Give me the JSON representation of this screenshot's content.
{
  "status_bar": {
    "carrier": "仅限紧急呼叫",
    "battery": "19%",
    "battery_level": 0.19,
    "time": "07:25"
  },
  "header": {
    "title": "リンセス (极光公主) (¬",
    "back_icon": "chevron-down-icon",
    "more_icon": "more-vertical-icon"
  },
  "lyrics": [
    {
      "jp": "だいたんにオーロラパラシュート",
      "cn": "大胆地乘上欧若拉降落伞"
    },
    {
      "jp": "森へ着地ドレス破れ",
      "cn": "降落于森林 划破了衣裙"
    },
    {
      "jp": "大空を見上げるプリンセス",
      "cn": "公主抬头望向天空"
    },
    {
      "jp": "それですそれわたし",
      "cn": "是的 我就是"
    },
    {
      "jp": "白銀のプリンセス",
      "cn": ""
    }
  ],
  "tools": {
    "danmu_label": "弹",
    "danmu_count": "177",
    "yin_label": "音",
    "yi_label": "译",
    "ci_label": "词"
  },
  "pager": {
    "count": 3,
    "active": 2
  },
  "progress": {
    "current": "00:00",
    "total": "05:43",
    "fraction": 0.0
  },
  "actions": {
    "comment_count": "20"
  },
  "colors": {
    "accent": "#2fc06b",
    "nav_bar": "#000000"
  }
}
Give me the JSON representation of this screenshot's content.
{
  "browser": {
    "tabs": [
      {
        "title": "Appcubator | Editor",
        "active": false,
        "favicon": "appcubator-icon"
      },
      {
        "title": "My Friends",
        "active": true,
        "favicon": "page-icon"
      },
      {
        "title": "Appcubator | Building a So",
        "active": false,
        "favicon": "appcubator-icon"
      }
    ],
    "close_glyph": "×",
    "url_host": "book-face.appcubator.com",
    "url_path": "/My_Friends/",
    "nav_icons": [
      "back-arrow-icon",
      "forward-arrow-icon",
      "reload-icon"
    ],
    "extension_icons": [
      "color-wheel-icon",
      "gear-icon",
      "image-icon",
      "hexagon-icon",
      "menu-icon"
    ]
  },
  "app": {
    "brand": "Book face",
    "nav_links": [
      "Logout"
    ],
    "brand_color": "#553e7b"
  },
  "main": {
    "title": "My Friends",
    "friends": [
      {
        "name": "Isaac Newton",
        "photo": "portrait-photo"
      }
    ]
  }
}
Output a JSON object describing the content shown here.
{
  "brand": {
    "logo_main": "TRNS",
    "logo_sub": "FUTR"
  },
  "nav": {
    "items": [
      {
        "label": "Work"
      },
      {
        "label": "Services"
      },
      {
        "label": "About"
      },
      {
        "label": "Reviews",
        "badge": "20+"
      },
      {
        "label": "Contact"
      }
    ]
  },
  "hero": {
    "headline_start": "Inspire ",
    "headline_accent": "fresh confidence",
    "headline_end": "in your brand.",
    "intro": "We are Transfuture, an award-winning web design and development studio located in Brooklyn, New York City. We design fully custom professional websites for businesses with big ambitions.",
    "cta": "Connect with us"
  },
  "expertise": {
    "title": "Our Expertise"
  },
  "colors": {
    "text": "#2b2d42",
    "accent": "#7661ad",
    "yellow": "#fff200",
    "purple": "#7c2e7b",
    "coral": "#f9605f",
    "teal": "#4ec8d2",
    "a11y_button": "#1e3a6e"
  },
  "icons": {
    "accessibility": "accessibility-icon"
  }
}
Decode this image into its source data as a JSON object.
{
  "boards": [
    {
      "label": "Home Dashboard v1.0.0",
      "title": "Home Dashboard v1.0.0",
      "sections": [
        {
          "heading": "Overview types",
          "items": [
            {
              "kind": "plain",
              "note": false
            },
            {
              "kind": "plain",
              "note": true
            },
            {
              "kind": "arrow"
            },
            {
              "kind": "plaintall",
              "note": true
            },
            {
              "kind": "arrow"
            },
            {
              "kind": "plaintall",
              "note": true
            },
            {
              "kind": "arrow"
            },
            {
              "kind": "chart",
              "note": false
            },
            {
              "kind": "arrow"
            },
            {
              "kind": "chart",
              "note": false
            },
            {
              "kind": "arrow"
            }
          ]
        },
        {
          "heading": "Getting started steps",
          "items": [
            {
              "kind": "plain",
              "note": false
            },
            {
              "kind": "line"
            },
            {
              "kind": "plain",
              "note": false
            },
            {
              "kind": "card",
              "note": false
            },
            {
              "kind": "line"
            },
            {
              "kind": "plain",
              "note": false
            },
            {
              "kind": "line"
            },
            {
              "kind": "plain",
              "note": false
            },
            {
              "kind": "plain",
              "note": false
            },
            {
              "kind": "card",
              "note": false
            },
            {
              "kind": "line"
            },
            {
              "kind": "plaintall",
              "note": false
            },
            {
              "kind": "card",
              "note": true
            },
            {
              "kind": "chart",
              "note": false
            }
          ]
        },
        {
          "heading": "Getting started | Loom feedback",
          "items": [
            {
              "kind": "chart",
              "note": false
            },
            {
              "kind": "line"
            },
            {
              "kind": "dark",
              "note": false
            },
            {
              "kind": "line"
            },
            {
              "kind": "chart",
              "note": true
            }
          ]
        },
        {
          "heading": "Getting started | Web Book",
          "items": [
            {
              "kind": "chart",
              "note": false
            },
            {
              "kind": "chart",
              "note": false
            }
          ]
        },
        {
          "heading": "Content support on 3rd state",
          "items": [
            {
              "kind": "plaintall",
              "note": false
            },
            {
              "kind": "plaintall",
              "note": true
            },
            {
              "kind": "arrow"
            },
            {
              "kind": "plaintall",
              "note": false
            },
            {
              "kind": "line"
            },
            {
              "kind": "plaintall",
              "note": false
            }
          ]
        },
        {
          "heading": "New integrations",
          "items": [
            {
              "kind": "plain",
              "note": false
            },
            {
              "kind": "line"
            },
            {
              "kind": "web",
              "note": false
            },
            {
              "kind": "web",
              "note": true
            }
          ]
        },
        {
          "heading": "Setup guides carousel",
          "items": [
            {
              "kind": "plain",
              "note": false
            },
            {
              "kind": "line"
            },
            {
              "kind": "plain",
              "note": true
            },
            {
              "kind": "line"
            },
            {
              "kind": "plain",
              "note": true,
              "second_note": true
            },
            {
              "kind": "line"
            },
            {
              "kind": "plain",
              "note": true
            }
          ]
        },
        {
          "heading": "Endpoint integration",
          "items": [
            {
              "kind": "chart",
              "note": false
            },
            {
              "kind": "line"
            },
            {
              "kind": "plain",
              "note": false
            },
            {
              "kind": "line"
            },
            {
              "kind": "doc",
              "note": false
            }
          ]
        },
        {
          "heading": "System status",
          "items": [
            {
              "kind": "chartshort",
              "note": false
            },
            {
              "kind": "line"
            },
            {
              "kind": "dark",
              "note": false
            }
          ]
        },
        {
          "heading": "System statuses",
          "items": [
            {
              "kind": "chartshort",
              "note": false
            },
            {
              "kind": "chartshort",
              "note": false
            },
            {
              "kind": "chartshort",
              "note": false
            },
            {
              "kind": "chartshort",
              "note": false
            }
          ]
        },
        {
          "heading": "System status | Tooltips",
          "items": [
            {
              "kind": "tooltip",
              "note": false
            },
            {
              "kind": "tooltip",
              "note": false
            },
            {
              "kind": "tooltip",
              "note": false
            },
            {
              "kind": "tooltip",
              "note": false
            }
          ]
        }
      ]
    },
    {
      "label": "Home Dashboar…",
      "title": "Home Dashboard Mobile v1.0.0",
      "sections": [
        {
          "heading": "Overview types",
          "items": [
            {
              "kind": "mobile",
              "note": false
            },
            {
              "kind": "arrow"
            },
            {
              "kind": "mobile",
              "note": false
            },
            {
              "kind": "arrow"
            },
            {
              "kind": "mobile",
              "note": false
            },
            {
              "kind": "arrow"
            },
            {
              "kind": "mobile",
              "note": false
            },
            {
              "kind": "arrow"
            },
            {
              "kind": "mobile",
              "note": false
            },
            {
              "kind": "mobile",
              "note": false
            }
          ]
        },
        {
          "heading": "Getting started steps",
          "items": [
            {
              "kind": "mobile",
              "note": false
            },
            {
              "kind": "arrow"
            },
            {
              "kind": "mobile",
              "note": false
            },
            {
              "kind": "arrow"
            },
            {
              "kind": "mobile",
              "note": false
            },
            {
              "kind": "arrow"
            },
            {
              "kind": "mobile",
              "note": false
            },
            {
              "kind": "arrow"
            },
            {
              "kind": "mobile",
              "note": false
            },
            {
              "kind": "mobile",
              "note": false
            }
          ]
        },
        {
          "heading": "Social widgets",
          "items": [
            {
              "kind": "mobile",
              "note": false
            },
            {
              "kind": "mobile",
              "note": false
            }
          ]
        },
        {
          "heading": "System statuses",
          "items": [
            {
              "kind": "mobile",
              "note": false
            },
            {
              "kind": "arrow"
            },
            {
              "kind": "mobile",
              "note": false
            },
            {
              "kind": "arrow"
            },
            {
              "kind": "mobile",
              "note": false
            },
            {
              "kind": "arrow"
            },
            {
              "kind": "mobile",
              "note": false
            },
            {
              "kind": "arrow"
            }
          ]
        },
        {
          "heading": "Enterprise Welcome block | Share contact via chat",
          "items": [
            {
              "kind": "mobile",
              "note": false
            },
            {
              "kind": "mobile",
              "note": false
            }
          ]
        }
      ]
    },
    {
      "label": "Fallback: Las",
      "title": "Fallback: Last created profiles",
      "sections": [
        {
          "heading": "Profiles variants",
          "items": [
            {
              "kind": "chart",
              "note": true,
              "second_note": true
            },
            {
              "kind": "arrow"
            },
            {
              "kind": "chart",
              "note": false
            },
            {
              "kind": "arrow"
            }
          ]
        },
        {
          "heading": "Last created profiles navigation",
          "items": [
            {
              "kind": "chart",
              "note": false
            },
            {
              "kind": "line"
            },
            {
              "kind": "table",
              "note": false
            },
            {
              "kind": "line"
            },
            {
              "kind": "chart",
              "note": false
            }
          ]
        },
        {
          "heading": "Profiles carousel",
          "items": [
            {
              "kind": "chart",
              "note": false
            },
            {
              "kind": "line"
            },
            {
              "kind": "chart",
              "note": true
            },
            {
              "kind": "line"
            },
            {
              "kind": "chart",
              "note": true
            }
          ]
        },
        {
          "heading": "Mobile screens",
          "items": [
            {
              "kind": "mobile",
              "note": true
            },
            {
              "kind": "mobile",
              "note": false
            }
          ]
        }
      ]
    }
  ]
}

● **EXERCISE**:
In the data above, tally the lines holding "face" and answer with the figure only.

● **OUTPUT OF THE EXERCISE**:
2